◆ THE EXERCISE: Reproduce every line of the listing below verbatim, with nothing changed.

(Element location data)
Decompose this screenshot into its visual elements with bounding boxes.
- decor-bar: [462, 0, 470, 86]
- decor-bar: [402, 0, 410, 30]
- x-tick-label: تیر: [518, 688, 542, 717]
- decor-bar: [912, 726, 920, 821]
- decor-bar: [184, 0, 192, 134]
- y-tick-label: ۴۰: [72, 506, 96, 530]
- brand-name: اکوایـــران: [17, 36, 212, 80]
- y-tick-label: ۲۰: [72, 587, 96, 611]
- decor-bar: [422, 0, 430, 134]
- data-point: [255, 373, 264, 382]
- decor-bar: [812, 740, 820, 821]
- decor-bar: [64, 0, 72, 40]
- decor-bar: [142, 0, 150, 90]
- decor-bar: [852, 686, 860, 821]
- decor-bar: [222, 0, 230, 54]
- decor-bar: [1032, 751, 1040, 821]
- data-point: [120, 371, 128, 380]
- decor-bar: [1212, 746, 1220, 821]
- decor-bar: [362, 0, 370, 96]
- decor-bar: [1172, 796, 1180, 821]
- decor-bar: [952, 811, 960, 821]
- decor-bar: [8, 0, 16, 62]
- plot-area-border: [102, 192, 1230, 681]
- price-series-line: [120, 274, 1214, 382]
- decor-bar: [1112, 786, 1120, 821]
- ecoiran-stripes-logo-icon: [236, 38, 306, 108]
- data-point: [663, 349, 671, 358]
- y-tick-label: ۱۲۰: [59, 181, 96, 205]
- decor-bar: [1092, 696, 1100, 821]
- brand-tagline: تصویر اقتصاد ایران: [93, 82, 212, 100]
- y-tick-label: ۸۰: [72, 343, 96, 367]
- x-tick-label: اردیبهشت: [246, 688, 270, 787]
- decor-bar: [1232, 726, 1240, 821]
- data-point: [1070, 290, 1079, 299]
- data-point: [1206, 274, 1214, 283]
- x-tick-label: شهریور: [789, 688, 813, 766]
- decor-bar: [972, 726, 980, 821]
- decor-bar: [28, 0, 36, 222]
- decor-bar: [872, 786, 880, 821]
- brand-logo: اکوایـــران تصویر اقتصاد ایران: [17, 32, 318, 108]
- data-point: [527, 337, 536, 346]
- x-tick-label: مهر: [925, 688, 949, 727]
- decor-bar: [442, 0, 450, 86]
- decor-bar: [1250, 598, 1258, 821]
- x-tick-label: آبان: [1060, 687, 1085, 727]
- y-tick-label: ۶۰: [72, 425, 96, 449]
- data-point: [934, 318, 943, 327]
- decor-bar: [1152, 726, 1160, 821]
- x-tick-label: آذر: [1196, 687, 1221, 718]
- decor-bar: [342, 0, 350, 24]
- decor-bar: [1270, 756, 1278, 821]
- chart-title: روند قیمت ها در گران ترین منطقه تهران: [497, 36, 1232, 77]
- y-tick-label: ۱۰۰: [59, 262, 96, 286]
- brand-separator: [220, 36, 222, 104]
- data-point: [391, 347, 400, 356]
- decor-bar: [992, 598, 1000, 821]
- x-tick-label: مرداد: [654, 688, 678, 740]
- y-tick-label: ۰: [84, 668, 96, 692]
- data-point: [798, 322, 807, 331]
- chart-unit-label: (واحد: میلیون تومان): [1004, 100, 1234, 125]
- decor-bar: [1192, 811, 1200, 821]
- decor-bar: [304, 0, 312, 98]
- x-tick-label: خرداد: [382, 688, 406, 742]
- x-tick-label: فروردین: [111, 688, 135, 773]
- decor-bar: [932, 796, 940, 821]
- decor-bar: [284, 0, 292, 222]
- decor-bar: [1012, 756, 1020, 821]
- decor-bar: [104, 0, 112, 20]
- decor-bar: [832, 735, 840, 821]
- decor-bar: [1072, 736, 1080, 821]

◆ THE COMPLETED TASK:
Decompose this screenshot into its visual elements with bounding boxes.
- decor-bar: [462, 0, 470, 86]
- decor-bar: [402, 0, 410, 30]
- x-tick-label: تیر: [518, 688, 542, 717]
- decor-bar: [912, 726, 920, 821]
- decor-bar: [184, 0, 192, 134]
- y-tick-label: ۴۰: [72, 506, 96, 530]
- brand-name: اکوایـــران: [17, 36, 212, 80]
- y-tick-label: ۲۰: [72, 587, 96, 611]
- decor-bar: [422, 0, 430, 134]
- data-point: [255, 373, 264, 382]
- decor-bar: [812, 740, 820, 821]
- decor-bar: [64, 0, 72, 40]
- decor-bar: [142, 0, 150, 90]
- decor-bar: [852, 686, 860, 821]
- decor-bar: [222, 0, 230, 54]
- decor-bar: [1032, 751, 1040, 821]
- data-point: [120, 371, 128, 380]
- decor-bar: [1212, 746, 1220, 821]
- decor-bar: [362, 0, 370, 96]
- decor-bar: [1172, 796, 1180, 821]
- decor-bar: [952, 811, 960, 821]
- decor-bar: [8, 0, 16, 62]
- plot-area-border: [102, 192, 1230, 681]
- price-series-line: [120, 274, 1214, 382]
- decor-bar: [1112, 786, 1120, 821]
- ecoiran-stripes-logo-icon: [236, 38, 306, 108]
- data-point: [663, 349, 671, 358]
- y-tick-label: ۱۲۰: [59, 181, 96, 205]
- decor-bar: [1092, 696, 1100, 821]
- brand-tagline: تصویر اقتصاد ایران: [93, 82, 212, 100]
- y-tick-label: ۸۰: [72, 343, 96, 367]
- x-tick-label: اردیبهشت: [246, 688, 270, 787]
- decor-bar: [1232, 726, 1240, 821]
- data-point: [1070, 290, 1079, 299]
- data-point: [1206, 274, 1214, 283]
- x-tick-label: شهریور: [789, 688, 813, 766]
- decor-bar: [972, 726, 980, 821]
- decor-bar: [28, 0, 36, 222]
- decor-bar: [872, 786, 880, 821]
- brand-logo: اکوایـــران تصویر اقتصاد ایران: [17, 32, 318, 108]
- data-point: [527, 337, 536, 346]
- x-tick-label: مهر: [925, 688, 949, 727]
- decor-bar: [442, 0, 450, 86]
- decor-bar: [1250, 598, 1258, 821]
- x-tick-label: آبان: [1060, 687, 1085, 727]
- y-tick-label: ۶۰: [72, 425, 96, 449]
- data-point: [934, 318, 943, 327]
- decor-bar: [1152, 726, 1160, 821]
- x-tick-label: آذر: [1196, 687, 1221, 718]
- decor-bar: [342, 0, 350, 24]
- decor-bar: [1270, 756, 1278, 821]
- chart-title: روند قیمت ها در گران ترین منطقه تهران: [497, 36, 1232, 77]
- y-tick-label: ۱۰۰: [59, 262, 96, 286]
- brand-separator: [220, 36, 222, 104]
- data-point: [391, 347, 400, 356]
- decor-bar: [992, 598, 1000, 821]
- x-tick-label: مرداد: [654, 688, 678, 740]
- y-tick-label: ۰: [84, 668, 96, 692]
- data-point: [798, 322, 807, 331]
- chart-unit-label: (واحد: میلیون تومان): [1004, 100, 1234, 125]
- decor-bar: [1192, 811, 1200, 821]
- decor-bar: [304, 0, 312, 98]
- x-tick-label: خرداد: [382, 688, 406, 742]
- x-tick-label: فروردین: [111, 688, 135, 773]
- decor-bar: [932, 796, 940, 821]
- decor-bar: [284, 0, 292, 222]
- decor-bar: [1012, 756, 1020, 821]
- decor-bar: [104, 0, 112, 20]
- decor-bar: [832, 735, 840, 821]
- decor-bar: [1072, 736, 1080, 821]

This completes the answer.